Given task -> Reproduce all of the data that follows, character for character.

Stored entries:

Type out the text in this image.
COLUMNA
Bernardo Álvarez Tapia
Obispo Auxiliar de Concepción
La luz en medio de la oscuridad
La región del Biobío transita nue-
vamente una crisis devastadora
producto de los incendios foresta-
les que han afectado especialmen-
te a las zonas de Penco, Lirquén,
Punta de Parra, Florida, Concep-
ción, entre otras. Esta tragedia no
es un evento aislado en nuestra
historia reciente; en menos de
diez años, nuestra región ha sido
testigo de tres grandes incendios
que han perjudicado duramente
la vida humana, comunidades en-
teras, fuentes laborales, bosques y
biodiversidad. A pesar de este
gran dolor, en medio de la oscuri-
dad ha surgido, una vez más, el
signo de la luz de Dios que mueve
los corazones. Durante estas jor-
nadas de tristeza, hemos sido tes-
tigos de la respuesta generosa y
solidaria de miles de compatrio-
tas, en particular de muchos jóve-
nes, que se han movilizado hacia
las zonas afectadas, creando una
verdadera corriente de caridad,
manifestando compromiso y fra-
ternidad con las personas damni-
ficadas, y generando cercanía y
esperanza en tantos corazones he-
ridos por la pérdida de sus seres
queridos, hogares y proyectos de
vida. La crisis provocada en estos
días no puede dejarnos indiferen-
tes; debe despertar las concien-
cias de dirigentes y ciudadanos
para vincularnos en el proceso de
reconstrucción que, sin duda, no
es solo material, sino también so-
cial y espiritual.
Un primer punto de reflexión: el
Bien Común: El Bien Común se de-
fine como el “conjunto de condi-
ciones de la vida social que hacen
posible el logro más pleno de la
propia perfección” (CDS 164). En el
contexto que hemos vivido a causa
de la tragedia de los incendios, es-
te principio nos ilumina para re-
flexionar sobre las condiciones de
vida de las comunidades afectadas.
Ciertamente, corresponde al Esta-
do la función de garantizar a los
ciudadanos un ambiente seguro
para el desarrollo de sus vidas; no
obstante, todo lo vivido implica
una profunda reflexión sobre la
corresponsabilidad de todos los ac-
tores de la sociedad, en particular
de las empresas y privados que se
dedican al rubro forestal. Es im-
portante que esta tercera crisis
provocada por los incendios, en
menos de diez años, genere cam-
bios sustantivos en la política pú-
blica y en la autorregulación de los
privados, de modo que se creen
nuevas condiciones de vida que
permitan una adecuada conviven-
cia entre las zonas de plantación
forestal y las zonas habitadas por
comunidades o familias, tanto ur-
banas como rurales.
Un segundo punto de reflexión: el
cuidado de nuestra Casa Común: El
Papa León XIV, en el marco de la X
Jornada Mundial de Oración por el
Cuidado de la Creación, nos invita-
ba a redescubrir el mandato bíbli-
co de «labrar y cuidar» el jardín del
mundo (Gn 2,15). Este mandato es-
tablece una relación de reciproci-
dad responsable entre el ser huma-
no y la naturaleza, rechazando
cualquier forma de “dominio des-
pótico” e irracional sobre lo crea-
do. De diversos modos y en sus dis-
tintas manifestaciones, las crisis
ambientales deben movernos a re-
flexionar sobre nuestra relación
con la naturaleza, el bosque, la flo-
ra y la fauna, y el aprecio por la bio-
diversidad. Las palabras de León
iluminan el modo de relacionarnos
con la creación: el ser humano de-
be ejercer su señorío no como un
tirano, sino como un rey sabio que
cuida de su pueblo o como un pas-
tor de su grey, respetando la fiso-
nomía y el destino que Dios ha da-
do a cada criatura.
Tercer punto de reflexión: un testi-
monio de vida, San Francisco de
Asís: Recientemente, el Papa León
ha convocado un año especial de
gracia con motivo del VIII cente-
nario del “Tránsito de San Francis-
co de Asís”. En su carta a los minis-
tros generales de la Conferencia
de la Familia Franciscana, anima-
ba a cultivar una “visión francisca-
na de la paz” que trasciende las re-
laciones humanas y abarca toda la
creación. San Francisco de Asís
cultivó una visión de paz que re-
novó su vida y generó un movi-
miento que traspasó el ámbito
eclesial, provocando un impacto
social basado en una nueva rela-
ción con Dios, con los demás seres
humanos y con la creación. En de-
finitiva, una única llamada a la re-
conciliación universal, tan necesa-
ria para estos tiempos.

Written solution ->
Type out the text in this image.
COLUMNA
Bernardo Álvarez Tapia
Obispo Auxiliar de Concepción
La luz en medio de la oscuridad
La región del Biobío transita nue-
vamente una crisis devastadora
producto de los incendios foresta-
les que han afectado especialmen-
te a las zonas de Penco, Lirquén,
Punta de Parra, Florida, Concep-
ción, entre otras. Esta tragedia no
es un evento aislado en nuestra
historia reciente; en menos de
diez años, nuestra región ha sido
testigo de tres grandes incendios
que han perjudicado duramente
la vida humana, comunidades en-
teras, fuentes laborales, bosques y
biodiversidad. A pesar de este
gran dolor, en medio de la oscuri-
dad ha surgido, una vez más, el
signo de la luz de Dios que mueve
los corazones. Durante estas jor-
nadas de tristeza, hemos sido tes-
tigos de la respuesta generosa y
solidaria de miles de compatrio-
tas, en particular de muchos jóve-
nes, que se han movilizado hacia
las zonas afectadas, creando una
verdadera corriente de caridad,
manifestando compromiso y fra-
ternidad con las personas damni-
ficadas, y generando cercanía y
esperanza en tantos corazones he-
ridos por la pérdida de sus seres
queridos, hogares y proyectos de
vida. La crisis provocada en estos
días no puede dejarnos indiferen-
tes; debe despertar las concien-
cias de dirigentes y ciudadanos
para vincularnos en el proceso de
reconstrucción que, sin duda, no
es solo material, sino también so-
cial y espiritual.
Un primer punto de reflexión: el
Bien Común: El Bien Común se de-
fine como el “conjunto de condi-
ciones de la vida social que hacen
posible el logro más pleno de la
propia perfección” (CDS 164). En el
contexto que hemos vivido a causa
de la tragedia de los incendios, es-
te principio nos ilumina para re-
flexionar sobre las condiciones de
vida de las comunidades afectadas.
Ciertamente, corresponde al Esta-
do la función de garantizar a los
ciudadanos un ambiente seguro
para el desarrollo de sus vidas; no
obstante, todo lo vivido implica
una profunda reflexión sobre la
corresponsabilidad de todos los ac-
tores de la sociedad, en particular
de las empresas y privados que se
dedican al rubro forestal. Es im-
portante que esta tercera crisis
provocada por los incendios, en
menos de diez años, genere cam-
bios sustantivos en la política pú-
blica y en la autorregulación de los
privados, de modo que se creen
nuevas condiciones de vida que
permitan una adecuada conviven-
cia entre las zonas de plantación
forestal y las zonas habitadas por
comunidades o familias, tanto ur-
banas como rurales.
Un segundo punto de reflexión: el
cuidado de nuestra Casa Común: El
Papa León XIV, en el marco de la X
Jornada Mundial de Oración por el
Cuidado de la Creación, nos invita-
ba a redescubrir el mandato bíbli-
co de «labrar y cuidar» el jardín del
mundo (Gn 2,15). Este mandato es-
tablece una relación de reciproci-
dad responsable entre el ser huma-
no y la naturaleza, rechazando
cualquier forma de “dominio des-
pótico” e irracional sobre lo crea-
do. De diversos modos y en sus dis-
tintas manifestaciones, las crisis
ambientales deben movernos a re-
flexionar sobre nuestra relación
con la naturaleza, el bosque, la flo-
ra y la fauna, y el aprecio por la bio-
diversidad. Las palabras de León
iluminan el modo de relacionarnos
con la creación: el ser humano de-
be ejercer su señorío no como un
tirano, sino como un rey sabio que
cuida de su pueblo o como un pas-
tor de su grey, respetando la fiso-
nomía y el destino que Dios ha da-
do a cada criatura.
Tercer punto de reflexión: un testi-
monio de vida, San Francisco de
Asís: Recientemente, el Papa León
ha convocado un año especial de
gracia con motivo del VIII cente-
nario del “Tránsito de San Francis-
co de Asís”. En su carta a los minis-
tros generales de la Conferencia
de la Familia Franciscana, anima-
ba a cultivar una “visión francisca-
na de la paz” que trasciende las re-
laciones humanas y abarca toda la
creación. San Francisco de Asís
cultivó una visión de paz que re-
novó su vida y generó un movi-
miento que traspasó el ámbito
eclesial, provocando un impacto
social basado en una nueva rela-
ción con Dios, con los demás seres
humanos y con la creación. En de-
finitiva, una única llamada a la re-
conciliación universal, tan necesa-
ria para estos tiempos.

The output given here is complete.